A Good Egg: Sara Wilson of Three Sister Farms
After five generations of farming, it’s safe to assume that Sara Wilson, owner of Tomball-based Three Sister Farms, and her family have the trade embedded in their ancestral roots. In the late 1800s, Wilson’s family moved from Sweden to the U.S. and eventually ended up in the Midwest, where they tilled the earth, raised livestock and worked from sunup to sundown.
Wilson got her first taste of farming when she was 4, spending summer breaks working on her grandfather’s Minnesota farm. While the work wasn’t easy, Wilson, now 39, remembers reveling in and appreciating the rough-and-tough labor right away, feeling at home and at peace on the diversified farm where her grandfather grew wheat and raised chickens, pigs, sheep and dairy cows.
“It was one of my favorite times of life. I had my special hat, my special boots, my special overalls, my special outfit, and as soon as I got to the farm it was heaven. I didn’t care about places like Disney World. It was Grandpa’s farm for me. He was my hero,” she says. “It was just so peaceful out there.”
Before Wilson was born, her family moved from the Midwest to Houston, and eventually Spring, seeking opportunity and success outside of farming. But even on those six acres far away from her g r a n d f a t h e r’s 500-acre oasis, Wilson found herself exploring the farmer’s way of life: riding horses, keeping pet rabbits and goats, and raising hogs, sheep, chickens and turkeys for organizations such as Future Farmers of America.
When it came time to pursue an education and career path, though, Wilson ultimately chose a different route, first going to college in Minnesota — not far from her grandfather’s farm — and then working in aviation recruiting. In 2007, she moved to Austin to study renewable energies at Austin Community College and interned at a solar technology company.
It was in Austin where Wilson’s passion for farming returned. She ultimately decided that she wanted to leave the corporate “rat race” and return to her roots. “I realized I wanted to grow vegetables, I wanted to be a farmer and I wanted to farm,” she says. “It took a lot of grit to make that decision, but I knew it was right for me.”
The timing couldn’t have been better. While Wilson was contemplating leaving the corporate world, her parents settled on 60 acres in Tomball. They encouraged Wilson to start her farm on that land in late 2014. With only around $2,000 in the bank, Wilson moved to Tomball and settled on “Three Sister Farms” for the property’s name, a nod to an Indigenous approach to farming in which beans, corn and squash are grown together. And although Wilson started out with 1,500 tomato plants, growing produce turned out to not be her calling.

#### Given data:

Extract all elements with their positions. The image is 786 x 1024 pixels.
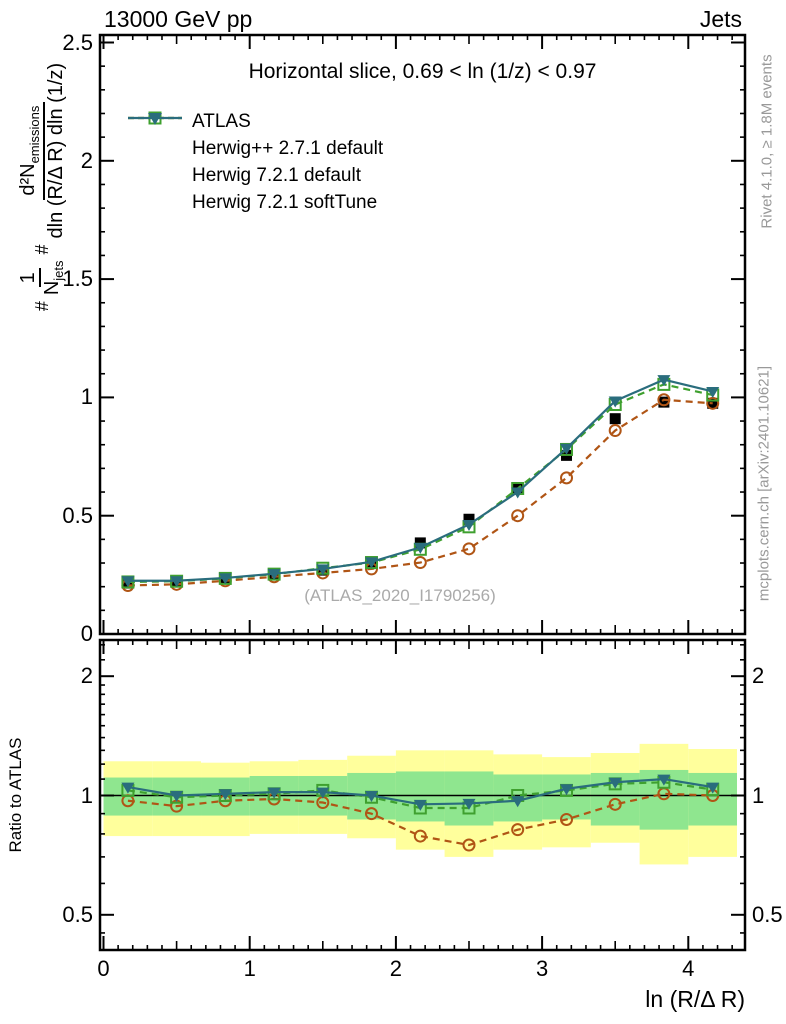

#### Work to do:
Rename "Three Sister Farms" to "Three Sisters Farm" in the Sara Wilson profile and write out everything from "A Good Egg: Sara" down to "sunup to sundown." with that change.

#### Complete output:
A Good Egg: Sara Wilson of Three Sisters Farm
After five generations of farming, it’s safe to assume that Sara Wilson, owner of Tomball-based Three Sisters Farm, and her family have the trade embedded in their ancestral roots. In the late 1800s, Wilson’s family moved from Sweden to the U.S. and eventually ended up in the Midwest, where they tilled the earth, raised livestock and worked from sunup to sundown.